• _GOAL_:
Quote each record exactly, please, leaving none out.

* Begin DATASET ENTRIES *

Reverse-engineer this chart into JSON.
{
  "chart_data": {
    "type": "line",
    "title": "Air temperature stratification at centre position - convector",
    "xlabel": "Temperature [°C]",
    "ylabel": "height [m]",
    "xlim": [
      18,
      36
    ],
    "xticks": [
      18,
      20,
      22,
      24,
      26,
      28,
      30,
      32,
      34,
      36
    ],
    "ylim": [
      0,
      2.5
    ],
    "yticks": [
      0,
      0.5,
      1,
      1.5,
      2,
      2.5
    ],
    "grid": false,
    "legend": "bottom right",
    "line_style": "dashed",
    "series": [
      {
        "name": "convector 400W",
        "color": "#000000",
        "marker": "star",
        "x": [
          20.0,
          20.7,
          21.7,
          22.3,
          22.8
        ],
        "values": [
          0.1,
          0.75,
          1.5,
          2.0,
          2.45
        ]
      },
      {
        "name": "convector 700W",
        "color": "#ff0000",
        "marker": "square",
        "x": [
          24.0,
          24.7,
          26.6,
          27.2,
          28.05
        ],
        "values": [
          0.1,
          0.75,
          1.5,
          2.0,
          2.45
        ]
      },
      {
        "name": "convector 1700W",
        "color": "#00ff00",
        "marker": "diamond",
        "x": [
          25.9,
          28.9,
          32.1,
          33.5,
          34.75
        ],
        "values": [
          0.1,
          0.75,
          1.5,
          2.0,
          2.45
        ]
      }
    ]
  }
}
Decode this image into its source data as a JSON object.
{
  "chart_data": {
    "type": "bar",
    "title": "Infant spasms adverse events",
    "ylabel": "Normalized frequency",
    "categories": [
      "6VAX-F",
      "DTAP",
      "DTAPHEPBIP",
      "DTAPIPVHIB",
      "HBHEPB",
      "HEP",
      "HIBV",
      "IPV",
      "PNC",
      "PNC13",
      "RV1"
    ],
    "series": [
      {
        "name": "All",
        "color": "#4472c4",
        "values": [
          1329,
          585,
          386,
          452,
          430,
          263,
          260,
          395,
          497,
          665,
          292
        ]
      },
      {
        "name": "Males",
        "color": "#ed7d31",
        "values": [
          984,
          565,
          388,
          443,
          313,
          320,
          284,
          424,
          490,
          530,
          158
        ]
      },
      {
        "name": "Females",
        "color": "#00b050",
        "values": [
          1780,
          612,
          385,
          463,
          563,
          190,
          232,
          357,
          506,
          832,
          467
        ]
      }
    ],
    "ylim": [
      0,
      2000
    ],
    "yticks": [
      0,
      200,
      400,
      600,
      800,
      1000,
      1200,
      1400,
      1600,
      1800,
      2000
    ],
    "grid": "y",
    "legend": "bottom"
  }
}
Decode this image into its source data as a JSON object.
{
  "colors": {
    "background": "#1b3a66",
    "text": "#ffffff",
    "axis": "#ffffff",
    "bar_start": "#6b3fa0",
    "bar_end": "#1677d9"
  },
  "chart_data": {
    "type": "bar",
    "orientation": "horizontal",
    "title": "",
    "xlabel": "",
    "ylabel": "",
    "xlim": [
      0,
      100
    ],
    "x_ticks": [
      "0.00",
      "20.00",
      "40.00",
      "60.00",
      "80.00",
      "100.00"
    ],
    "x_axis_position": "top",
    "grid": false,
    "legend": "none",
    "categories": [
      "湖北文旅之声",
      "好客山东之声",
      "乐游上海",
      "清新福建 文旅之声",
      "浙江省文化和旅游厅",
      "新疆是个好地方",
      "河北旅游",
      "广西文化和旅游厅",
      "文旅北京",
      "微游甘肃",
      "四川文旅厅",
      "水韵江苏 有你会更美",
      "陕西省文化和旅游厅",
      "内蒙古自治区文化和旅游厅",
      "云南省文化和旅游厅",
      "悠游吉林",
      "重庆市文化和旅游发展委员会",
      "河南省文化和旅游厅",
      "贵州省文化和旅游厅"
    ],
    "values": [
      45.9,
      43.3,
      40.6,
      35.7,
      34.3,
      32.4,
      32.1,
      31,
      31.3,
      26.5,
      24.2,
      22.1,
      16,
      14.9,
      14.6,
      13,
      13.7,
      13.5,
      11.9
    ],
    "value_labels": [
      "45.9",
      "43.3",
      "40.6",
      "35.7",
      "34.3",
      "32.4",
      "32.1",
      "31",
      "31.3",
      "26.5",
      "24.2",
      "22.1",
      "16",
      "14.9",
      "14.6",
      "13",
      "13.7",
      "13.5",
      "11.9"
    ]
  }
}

* End DATASET ENTRIES *

• _RESULT_:
Reverse-engineer this chart into JSON.
{
  "chart_data": {
    "type": "line",
    "title": "Air temperature stratification at centre position - convector",
    "xlabel": "Temperature [°C]",
    "ylabel": "height [m]",
    "xlim": [
      18,
      36
    ],
    "xticks": [
      18,
      20,
      22,
      24,
      26,
      28,
      30,
      32,
      34,
      36
    ],
    "ylim": [
      0,
      2.5
    ],
    "yticks": [
      0,
      0.5,
      1,
      1.5,
      2,
      2.5
    ],
    "grid": false,
    "legend": "bottom right",
    "line_style": "dashed",
    "series": [
      {
        "name": "convector 400W",
        "color": "#000000",
        "marker": "star",
        "x": [
          20.0,
          20.7,
          21.7,
          22.3,
          22.8
        ],
        "values": [
          0.1,
          0.75,
          1.5,
          2.0,
          2.45
        ]
      },
      {
        "name": "convector 700W",
        "color": "#ff0000",
        "marker": "square",
        "x": [
          24.0,
          24.7,
          26.6,
          27.2,
          28.05
        ],
        "values": [
          0.1,
          0.75,
          1.5,
          2.0,
          2.45
        ]
      },
      {
        "name": "convector 1700W",
        "color": "#00ff00",
        "marker": "diamond",
        "x": [
          25.9,
          28.9,
          32.1,
          33.5,
          34.75
        ],
        "values": [
          0.1,
          0.75,
          1.5,
          2.0,
          2.45
        ]
      }
    ]
  }
}
Decode this image into its source data as a JSON object.
{
  "chart_data": {
    "type": "bar",
    "title": "Infant spasms adverse events",
    "ylabel": "Normalized frequency",
    "categories": [
      "6VAX-F",
      "DTAP",
      "DTAPHEPBIP",
      "DTAPIPVHIB",
      "HBHEPB",
      "HEP",
      "HIBV",
      "IPV",
      "PNC",
      "PNC13",
      "RV1"
    ],
    "series": [
      {
        "name": "All",
        "color": "#4472c4",
        "values": [
          1329,
          585,
          386,
          452,
          430,
          263,
          260,
          395,
          497,
          665,
          292
        ]
      },
      {
        "name": "Males",
        "color": "#ed7d31",
        "values": [
          984,
          565,
          388,
          443,
          313,
          320,
          284,
          424,
          490,
          530,
          158
        ]
      },
      {
        "name": "Females",
        "color": "#00b050",
        "values": [
          1780,
          612,
          385,
          463,
          563,
          190,
          232,
          357,
          506,
          832,
          467
        ]
      }
    ],
    "ylim": [
      0,
      2000
    ],
    "yticks": [
      0,
      200,
      400,
      600,
      800,
      1000,
      1200,
      1400,
      1600,
      1800,
      2000
    ],
    "grid": "y",
    "legend": "bottom"
  }
}
Decode this image into its source data as a JSON object.
{
  "colors": {
    "background": "#1b3a66",
    "text": "#ffffff",
    "axis": "#ffffff",
    "bar_start": "#6b3fa0",
    "bar_end": "#1677d9"
  },
  "chart_data": {
    "type": "bar",
    "orientation": "horizontal",
    "title": "",
    "xlabel": "",
    "ylabel": "",
    "xlim": [
      0,
      100
    ],
    "x_ticks": [
      "0.00",
      "20.00",
      "40.00",
      "60.00",
      "80.00",
      "100.00"
    ],
    "x_axis_position": "top",
    "grid": false,
    "legend": "none",
    "categories": [
      "湖北文旅之声",
      "好客山东之声",
      "乐游上海",
      "清新福建 文旅之声",
      "浙江省文化和旅游厅",
      "新疆是个好地方",
      "河北旅游",
      "广西文化和旅游厅",
      "文旅北京",
      "微游甘肃",
      "四川文旅厅",
      "水韵江苏 有你会更美",
      "陕西省文化和旅游厅",
      "内蒙古自治区文化和旅游厅",
      "云南省文化和旅游厅",
      "悠游吉林",
      "重庆市文化和旅游发展委员会",
      "河南省文化和旅游厅",
      "贵州省文化和旅游厅"
    ],
    "values": [
      45.9,
      43.3,
      40.6,
      35.7,
      34.3,
      32.4,
      32.1,
      31,
      31.3,
      26.5,
      24.2,
      22.1,
      16,
      14.9,
      14.6,
      13,
      13.7,
      13.5,
      11.9
    ],
    "value_labels": [
      "45.9",
      "43.3",
      "40.6",
      "35.7",
      "34.3",
      "32.4",
      "32.1",
      "31",
      "31.3",
      "26.5",
      "24.2",
      "22.1",
      "16",
      "14.9",
      "14.6",
      "13",
      "13.7",
      "13.5",
      "11.9"
    ]
  }
}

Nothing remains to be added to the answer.